Instructions to follow: Output the full listing below exactly, without the pictures.

Records from a data source
⟨

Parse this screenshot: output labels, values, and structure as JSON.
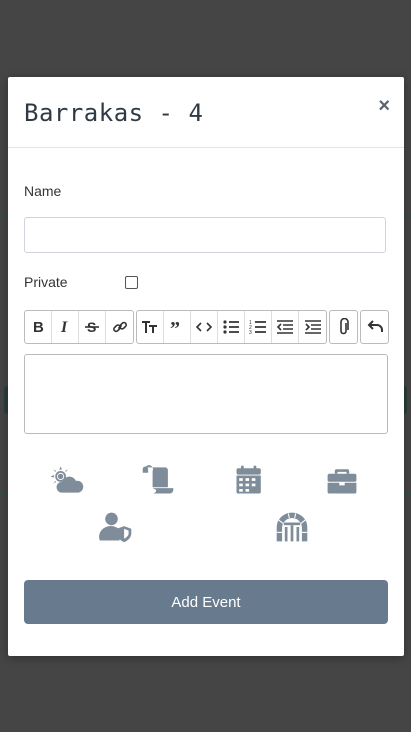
{
  "modal": {
    "title": "Barrakas - 4",
    "close_label": "×",
    "name_label": "Name",
    "name_value": "",
    "private_label": "Private",
    "private_checked": false,
    "editor_value": "",
    "add_button_label": "Add Event"
  },
  "toolbar": {
    "groups": [
      [
        "bold-icon",
        "italic-icon",
        "strikethrough-icon",
        "link-icon"
      ],
      [
        "heading-icon",
        "quote-icon",
        "code-icon",
        "bulleted-list-icon",
        "numbered-list-icon",
        "outdent-icon",
        "indent-icon"
      ],
      [
        "attachment-icon"
      ],
      [
        "undo-icon"
      ]
    ]
  },
  "event_types": [
    "weather-icon",
    "scroll-icon",
    "calendar-icon",
    "briefcase-icon",
    "user-shield-icon",
    "dungeon-icon"
  ],
  "colors": {
    "icon_gray": "#7f8c99",
    "button_bg": "#687a8d",
    "title_color": "#2f3a45"
  }
}
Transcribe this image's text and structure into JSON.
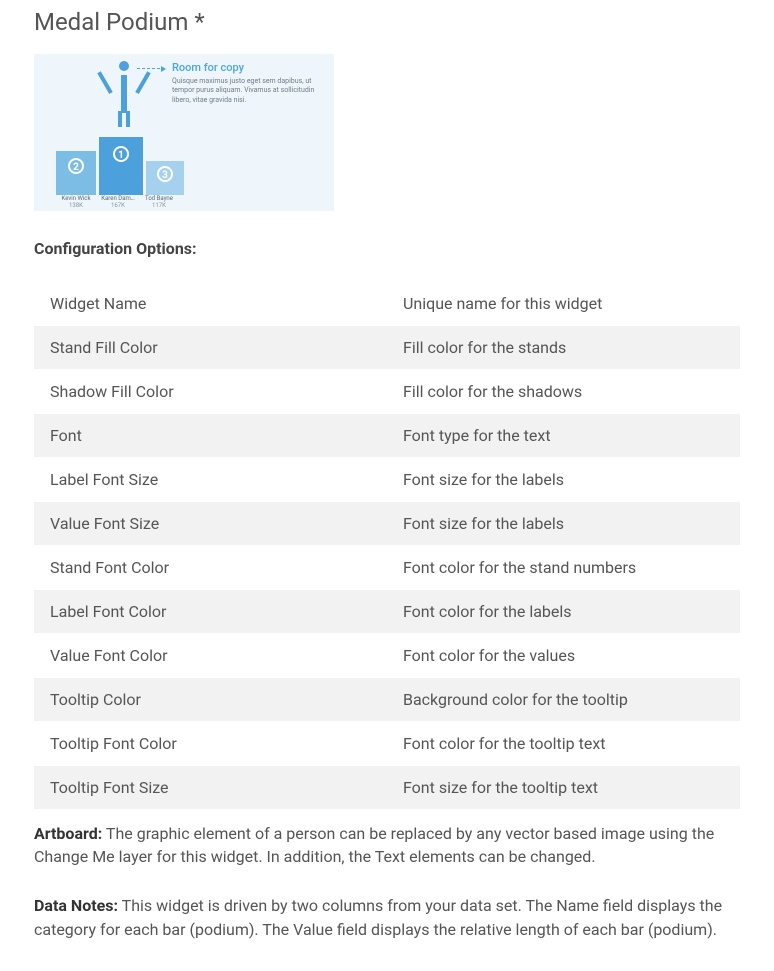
{
  "title": "Medal Podium *",
  "preview": {
    "copy_title": "Room for copy",
    "copy_body": "Quisque maximus justo eget sem dapibus, ut tempor purus aliquam. Vivamus at sollicitudin libero, vitae gravida nisi.",
    "stands": {
      "s1": "1",
      "s2": "2",
      "s3": "3"
    },
    "labels": [
      {
        "name": "Kevin Wick",
        "value": "138K"
      },
      {
        "name": "Karen Dam…",
        "value": "167K"
      },
      {
        "name": "Tod Bayne",
        "value": "117K"
      }
    ]
  },
  "section_label": "Configuration Options:",
  "options": [
    {
      "name": "Widget Name",
      "desc": "Unique name for this widget"
    },
    {
      "name": "Stand Fill Color",
      "desc": "Fill color for the stands"
    },
    {
      "name": "Shadow Fill Color",
      "desc": "Fill color for the shadows"
    },
    {
      "name": "Font",
      "desc": "Font type for the text"
    },
    {
      "name": "Label Font Size",
      "desc": "Font size for the labels"
    },
    {
      "name": "Value Font Size",
      "desc": "Font size for the labels"
    },
    {
      "name": "Stand Font Color",
      "desc": "Font color for the stand numbers"
    },
    {
      "name": "Label Font Color",
      "desc": "Font color for the labels"
    },
    {
      "name": "Value Font Color",
      "desc": "Font color for the values"
    },
    {
      "name": "Tooltip Color",
      "desc": "Background color for the tooltip"
    },
    {
      "name": "Tooltip Font Color",
      "desc": "Font color for the tooltip text"
    },
    {
      "name": "Tooltip Font Size",
      "desc": "Font size for the tooltip text"
    }
  ],
  "notes": {
    "artboard_label": "Artboard:",
    "artboard_text": "  The graphic element of a person can be replaced by any vector based image using the Change Me layer for this widget.  In addition, the Text elements can be changed.",
    "data_label": "Data Notes:",
    "data_text": "  This widget is driven by two columns from your data set.  The Name field displays the category for each bar (podium).  The Value field displays the relative length of each bar (podium)."
  }
}
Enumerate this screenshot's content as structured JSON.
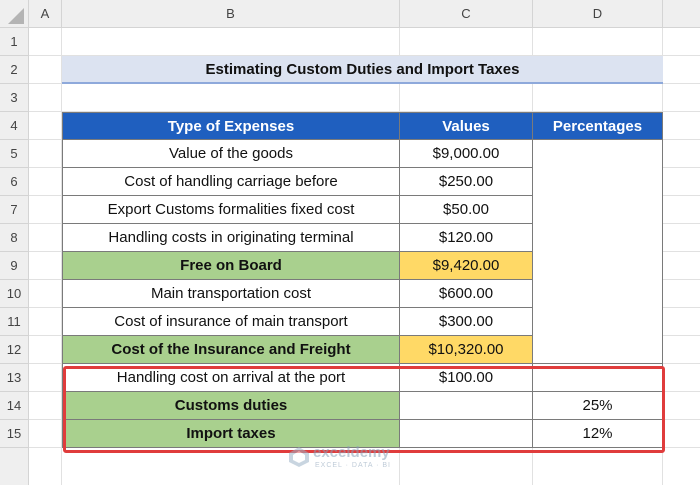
{
  "columns": [
    "A",
    "B",
    "C",
    "D"
  ],
  "rows": [
    "1",
    "2",
    "3",
    "4",
    "5",
    "6",
    "7",
    "8",
    "9",
    "10",
    "11",
    "12",
    "13",
    "14",
    "15"
  ],
  "title": "Estimating Custom Duties and Import Taxes",
  "table": {
    "headers": [
      "Type of Expenses",
      "Values",
      "Percentages"
    ],
    "rows": [
      {
        "label": "Value of the goods",
        "value": "$9,000.00",
        "pct": ""
      },
      {
        "label": "Cost of handling carriage before",
        "value": "$250.00",
        "pct": ""
      },
      {
        "label": "Export Customs formalities fixed cost",
        "value": "$50.00",
        "pct": ""
      },
      {
        "label": "Handling costs in originating terminal",
        "value": "$120.00",
        "pct": ""
      },
      {
        "label": "Free on Board",
        "value": "$9,420.00",
        "pct": ""
      },
      {
        "label": "Main transportation cost",
        "value": "$600.00",
        "pct": ""
      },
      {
        "label": "Cost of insurance of main transport",
        "value": "$300.00",
        "pct": ""
      },
      {
        "label": "Cost of the Insurance and Freight",
        "value": "$10,320.00",
        "pct": ""
      },
      {
        "label": "Handling cost on arrival at the port",
        "value": "$100.00",
        "pct": ""
      },
      {
        "label": "Customs duties",
        "value": "",
        "pct": "25%"
      },
      {
        "label": "Import taxes",
        "value": "",
        "pct": "12%"
      }
    ]
  },
  "watermark": {
    "name": "exceldemy",
    "tagline": "EXCEL · DATA · BI"
  },
  "colors": {
    "header_blue": "#1f5fbf",
    "green": "#a9d08e",
    "gold": "#ffd966",
    "highlight_red": "#e03c3c"
  }
}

⟩

Solution for this problem:
Parse this screenshot: output labels, values, and structure as JSON.
{
  "modal": {
    "title": "Barrakas - 4",
    "close_label": "×",
    "name_label": "Name",
    "name_value": "",
    "private_label": "Private",
    "private_checked": false,
    "editor_value": "",
    "add_button_label": "Add Event"
  },
  "toolbar": {
    "groups": [
      [
        "bold-icon",
        "italic-icon",
        "strikethrough-icon",
        "link-icon"
      ],
      [
        "heading-icon",
        "quote-icon",
        "code-icon",
        "bulleted-list-icon",
        "numbered-list-icon",
        "outdent-icon",
        "indent-icon"
      ],
      [
        "attachment-icon"
      ],
      [
        "undo-icon"
      ]
    ]
  },
  "event_types": [
    "weather-icon",
    "scroll-icon",
    "calendar-icon",
    "briefcase-icon",
    "user-shield-icon",
    "dungeon-icon"
  ],
  "colors": {
    "icon_gray": "#7f8c99",
    "button_bg": "#687a8d",
    "title_color": "#2f3a45"
  }
}
Transcribe this image's text and structure into JSON.
{
  "title": "Medal Podium *",
  "preview": {
    "copy_title": "Room for copy",
    "copy_body": "Quisque maximus justo eget sem dapibus, ut tempor purus aliquam. Vivamus at sollicitudin libero, vitae gravida nisi.",
    "stands": {
      "s1": "1",
      "s2": "2",
      "s3": "3"
    },
    "labels": [
      {
        "name": "Kevin Wick",
        "value": "138K"
      },
      {
        "name": "Karen Dam…",
        "value": "167K"
      },
      {
        "name": "Tod Bayne",
        "value": "117K"
      }
    ]
  },
  "section_label": "Configuration Options:",
  "options": [
    {
      "name": "Widget Name",
      "desc": "Unique name for this widget"
    },
    {
      "name": "Stand Fill Color",
      "desc": "Fill color for the stands"
    },
    {
      "name": "Shadow Fill Color",
      "desc": "Fill color for the shadows"
    },
    {
      "name": "Font",
      "desc": "Font type for the text"
    },
    {
      "name": "Label Font Size",
      "desc": "Font size for the labels"
    },
    {
      "name": "Value Font Size",
      "desc": "Font size for the labels"
    },
    {
      "name": "Stand Font Color",
      "desc": "Font color for the stand numbers"
    },
    {
      "name": "Label Font Color",
      "desc": "Font color for the labels"
    },
    {
      "name": "Value Font Color",
      "desc": "Font color for the values"
    },
    {
      "name": "Tooltip Color",
      "desc": "Background color for the tooltip"
    },
    {
      "name": "Tooltip Font Color",
      "desc": "Font color for the tooltip text"
    },
    {
      "name": "Tooltip Font Size",
      "desc": "Font size for the tooltip text"
    }
  ],
  "notes": {
    "artboard_label": "Artboard:",
    "artboard_text": "  The graphic element of a person can be replaced by any vector based image using the Change Me layer for this widget.  In addition, the Text elements can be changed.",
    "data_label": "Data Notes:",
    "data_text": "  This widget is driven by two columns from your data set.  The Name field displays the category for each bar (podium).  The Value field displays the relative length of each bar (podium)."
  }
}
Enumerate this screenshot's content as structured JSON.
{
  "columns": [
    "A",
    "B",
    "C",
    "D"
  ],
  "rows": [
    "1",
    "2",
    "3",
    "4",
    "5",
    "6",
    "7",
    "8",
    "9",
    "10",
    "11",
    "12",
    "13",
    "14",
    "15"
  ],
  "title": "Estimating Custom Duties and Import Taxes",
  "table": {
    "headers": [
      "Type of Expenses",
      "Values",
      "Percentages"
    ],
    "rows": [
      {
        "label": "Value of the goods",
        "value": "$9,000.00",
        "pct": ""
      },
      {
        "label": "Cost of handling carriage before",
        "value": "$250.00",
        "pct": ""
      },
      {
        "label": "Export Customs formalities fixed cost",
        "value": "$50.00",
        "pct": ""
      },
      {
        "label": "Handling costs in originating terminal",
        "value": "$120.00",
        "pct": ""
      },
      {
        "label": "Free on Board",
        "value": "$9,420.00",
        "pct": ""
      },
      {
        "label": "Main transportation cost",
        "value": "$600.00",
        "pct": ""
      },
      {
        "label": "Cost of insurance of main transport",
        "value": "$300.00",
        "pct": ""
      },
      {
        "label": "Cost of the Insurance and Freight",
        "value": "$10,320.00",
        "pct": ""
      },
      {
        "label": "Handling cost on arrival at the port",
        "value": "$100.00",
        "pct": ""
      },
      {
        "label": "Customs duties",
        "value": "",
        "pct": "25%"
      },
      {
        "label": "Import taxes",
        "value": "",
        "pct": "12%"
      }
    ]
  },
  "watermark": {
    "name": "exceldemy",
    "tagline": "EXCEL · DATA · BI"
  },
  "colors": {
    "header_blue": "#1f5fbf",
    "green": "#a9d08e",
    "gold": "#ffd966",
    "highlight_red": "#e03c3c"
  }
}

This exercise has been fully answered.